:: Complete the following ::
1. Transcribe the stretch of the essay on search versus feed from "To get a grip" through "recently than normal).".
2. Pick up the essay on search versus feed after its last sentence and write the next part.

:: Document ::
Search vs feed: pay attention to what you’re paying attention to — Imran Mahmud

Imran Mahmud
5 min readNov 16, 2020

In the last couple of weeks, I’ve been trying to pay more attention to what I’m paying attention to.

Working from home has altered my daily routine. No more commuting, stopping off at the gym on the way to work or breaking my day up with a walk to a local coffee shop. Grocery shopping (which, as a foodie, was a bit of a ritual) is gone too. It’s now pretty much me and my computer during the working day. And with that, all the opportunities for distraction…

To get a grip on this, I figured if I can “catch” procrastination early, I can nip it in the bud. This got me thinking about what I do when I procrastinate. It’s typically some combination of social media and news (more news recently than normal).

(The thought that this piece is a form of “meta” procrastination hasn’t escaped me…)

Contrast that with productive states. This is when I’m searching for something… or learning something new. I was listening to a podcast where Austin Kleon spoke with Ali Abdaal about the difference between Search and Feed as concepts (link below).

So much of the information we consume in life comes via one of two modes: search or feed. Our online lives are built on products that innovated either on search or feed.

Let’s take a quick look at search vs feed

Search is usually deliberate, focussed effort. It’s active. We know what we’re trying to find, and we’re getting after it. There’s a skill to search. What are the right keywords? Should I put a filetype in my string? Is my query precise enough? The word itself comes from root meaning “to circle” — akin to how a predator might circle its prey. Search feels good as we close in on what we want.

Feeds are where we graze. It’s passive. The effort is minimal. We’re not choosing what we consume. In my case, sometimes I arrive by accident… pulling up a social feed in a moment of restlessness. Maybe I make an excuse to check the news, knowing something newsworthy is happening in the world. It always ends in that same feeling — regretting that I’ve lost another 15 minutes of my life 🤦🏽‍♂️

What’s the problem with feeds? And why bother making the effort to pay attention?

  • Feeds aren’t nutritious: The word itself describes what pigs and cows are stuffed with (not for their benefit).

:: Available data ::
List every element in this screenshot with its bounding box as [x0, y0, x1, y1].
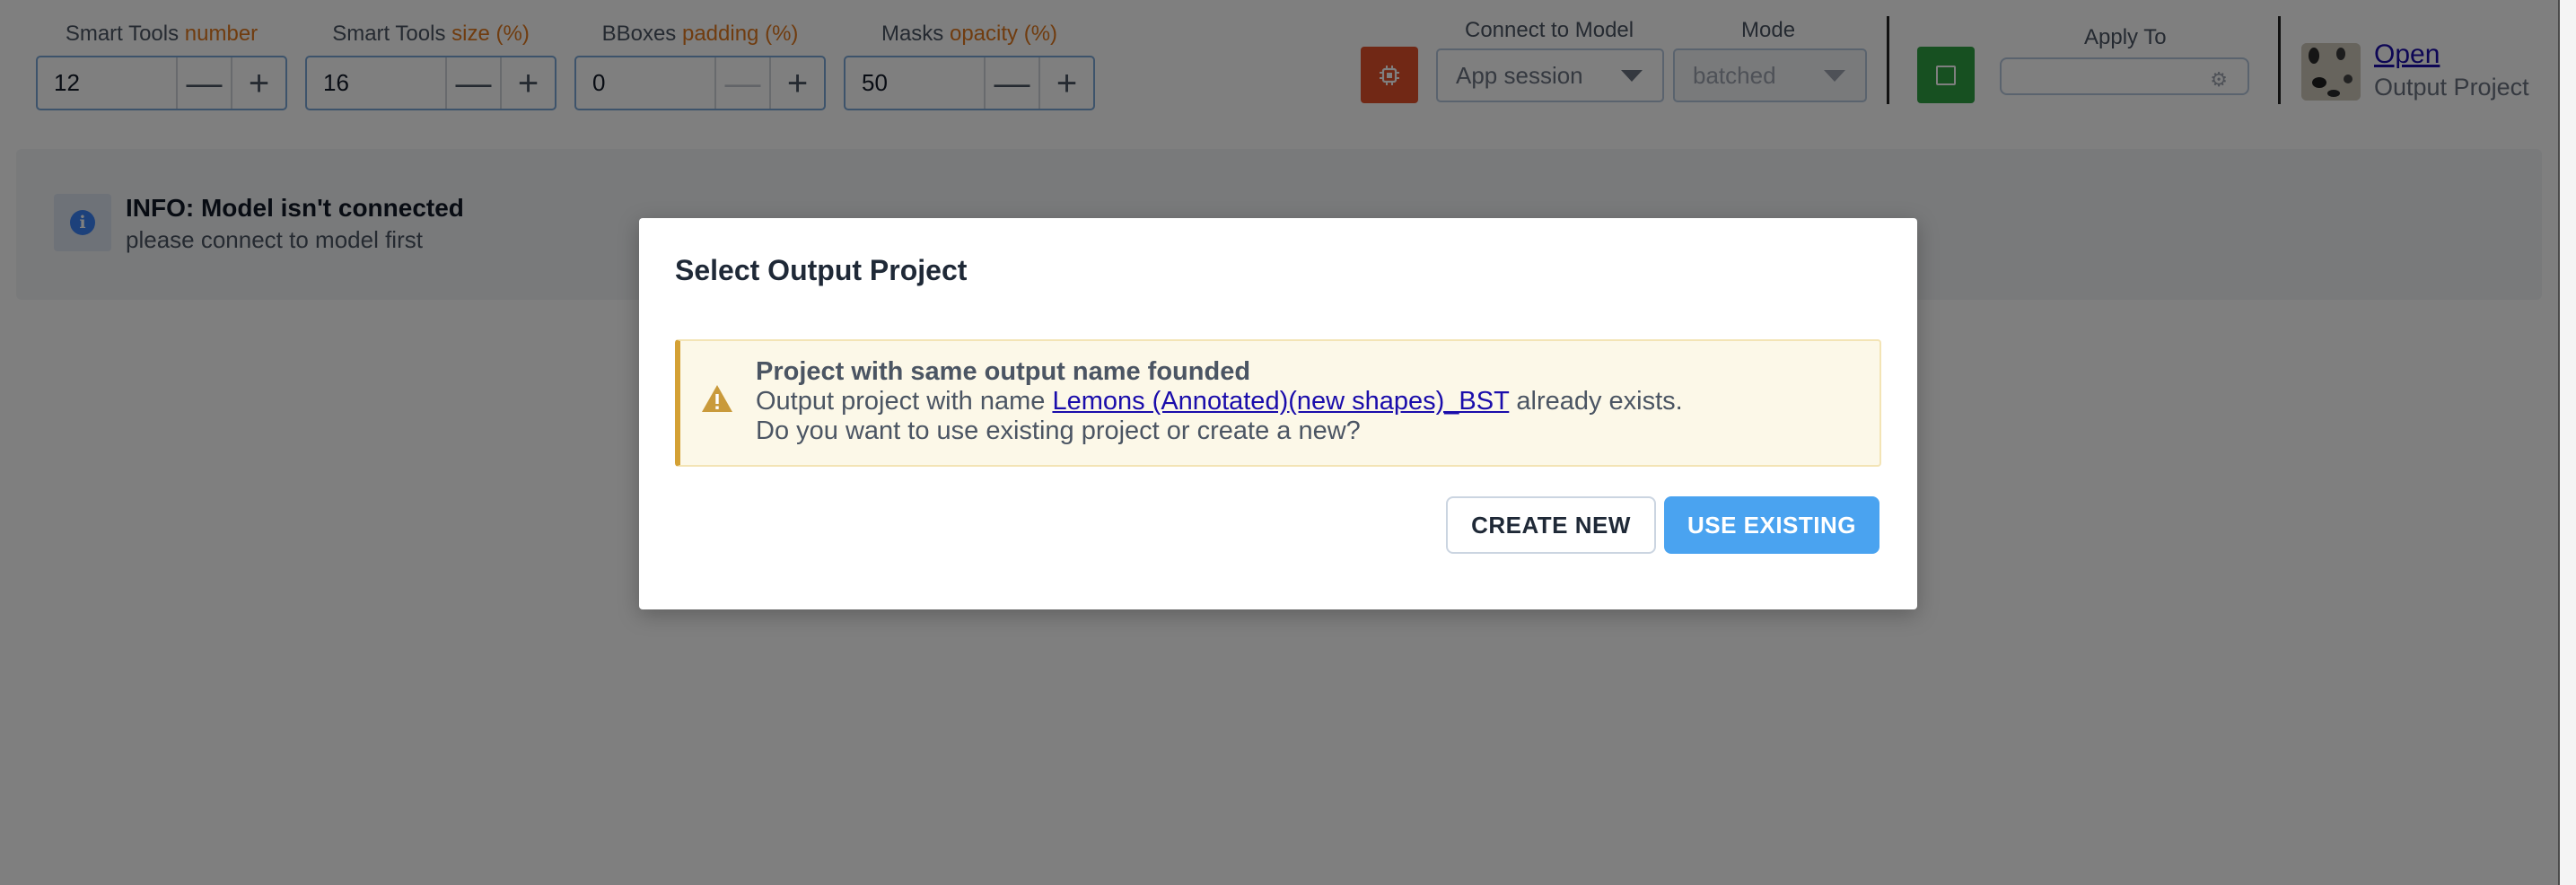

:: Answer set ::
1.
To get a grip on this, I figured if I can “catch” procrastination early, I can nip it in the bud. This got me thinking about what I do when I procrastinate. It’s typically some combination of social media and news (more news recently than normal).

2.
  • Feeds are determined by someone someone for your attention: OK — I recognise they’re shaped by our friends, interests and some promoted content. But ultimately some algorithm somewhere is choosing what we see.. and optimising for our attention.

There’s a “macro” issue with search and feed.

⚠️Warning: here be speculation.. ⚠️

Now perhaps I’m extrapolating this too much. I’d love to hear if you think so. But there’s potentially a broader issue here, which is to do with how we spend our lives. How do we come to pay enough attention to care deeply about anything? How do we make the big decisions? Are we intentional enough? How quickly do we determine if we’re solving for ourselves?

The basic idea goes a little like this.

If you’re not deliberate about pointing your life at things that matter to you, you’ll be driven by your feed.

I’m not making a specific point just about social media feeds and how they determine what college you go to (although maybe we should talk about that). I’m talking about your life feed. This is some combination of your family, the people around you, teachers, opinions, ideas, expectations, community, the books you read (and your social media feeds). We’re exposed to these every day and they shape what we think, and what we think we want to do.

For many, this influence begins before we figure out what’s important to us.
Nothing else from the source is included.